Task to complete =
Drop the pictures from the entries below, then reproduce the rest exactly.

Supplied material =
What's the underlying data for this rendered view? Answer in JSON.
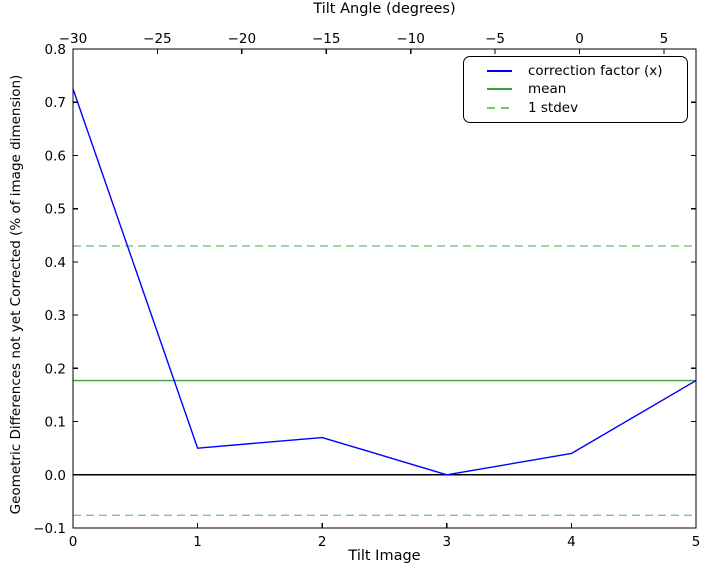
{
  "chart_data": {
    "type": "line",
    "title": "Tilt Angle (degrees)",
    "grid": false,
    "legend_position": "upper right",
    "axes": {
      "x_bottom": {
        "label": "Tilt Image",
        "min": 0,
        "max": 5,
        "ticks": [
          0,
          1,
          2,
          3,
          4,
          5
        ]
      },
      "x_top": {
        "label": "Tilt Angle (degrees)",
        "min": -30,
        "max": 6.9,
        "ticks": [
          -30,
          -25,
          -20,
          -15,
          -10,
          -5,
          0,
          5
        ]
      },
      "y": {
        "label": "Geometric Differences not yet Corrected (% of image dimension)",
        "min": -0.1,
        "max": 0.8,
        "ticks": [
          0.8,
          0.7,
          0.6,
          0.5,
          0.4,
          0.3,
          0.2,
          0.1,
          0.0,
          -0.1
        ]
      }
    },
    "x": [
      0,
      1,
      2,
      3,
      4,
      5
    ],
    "series": [
      {
        "name": "correction factor (x)",
        "type": "line",
        "color": "#0000ff",
        "dash": "solid",
        "values": [
          0.725,
          0.05,
          0.07,
          0.0,
          0.04,
          0.177
        ]
      },
      {
        "name": "mean",
        "type": "hline",
        "color": "#3c9e3c",
        "dash": "solid",
        "values": [
          0.177
        ]
      },
      {
        "name": "1 stdev",
        "type": "hline",
        "color": "#74c476",
        "dash": "dashed",
        "values": [
          0.43,
          -0.076
        ]
      }
    ],
    "zero_line": {
      "value": 0.0,
      "color": "#000000"
    },
    "mean": 0.177,
    "stdev": 0.253
  },
  "colors": {
    "background": "#ffffff",
    "axis": "#000000"
  }
}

Correct output =
What's the underlying data for this rendered view? Answer in JSON.
{
  "chart_data": {
    "type": "line",
    "title": "Tilt Angle (degrees)",
    "grid": false,
    "legend_position": "upper right",
    "axes": {
      "x_bottom": {
        "label": "Tilt Image",
        "min": 0,
        "max": 5,
        "ticks": [
          0,
          1,
          2,
          3,
          4,
          5
        ]
      },
      "x_top": {
        "label": "Tilt Angle (degrees)",
        "min": -30,
        "max": 6.9,
        "ticks": [
          -30,
          -25,
          -20,
          -15,
          -10,
          -5,
          0,
          5
        ]
      },
      "y": {
        "label": "Geometric Differences not yet Corrected (% of image dimension)",
        "min": -0.1,
        "max": 0.8,
        "ticks": [
          0.8,
          0.7,
          0.6,
          0.5,
          0.4,
          0.3,
          0.2,
          0.1,
          0.0,
          -0.1
        ]
      }
    },
    "x": [
      0,
      1,
      2,
      3,
      4,
      5
    ],
    "series": [
      {
        "name": "correction factor (x)",
        "type": "line",
        "color": "#0000ff",
        "dash": "solid",
        "values": [
          0.725,
          0.05,
          0.07,
          0.0,
          0.04,
          0.177
        ]
      },
      {
        "name": "mean",
        "type": "hline",
        "color": "#3c9e3c",
        "dash": "solid",
        "values": [
          0.177
        ]
      },
      {
        "name": "1 stdev",
        "type": "hline",
        "color": "#74c476",
        "dash": "dashed",
        "values": [
          0.43,
          -0.076
        ]
      }
    ],
    "zero_line": {
      "value": 0.0,
      "color": "#000000"
    },
    "mean": 0.177,
    "stdev": 0.253
  },
  "colors": {
    "background": "#ffffff",
    "axis": "#000000"
  }
}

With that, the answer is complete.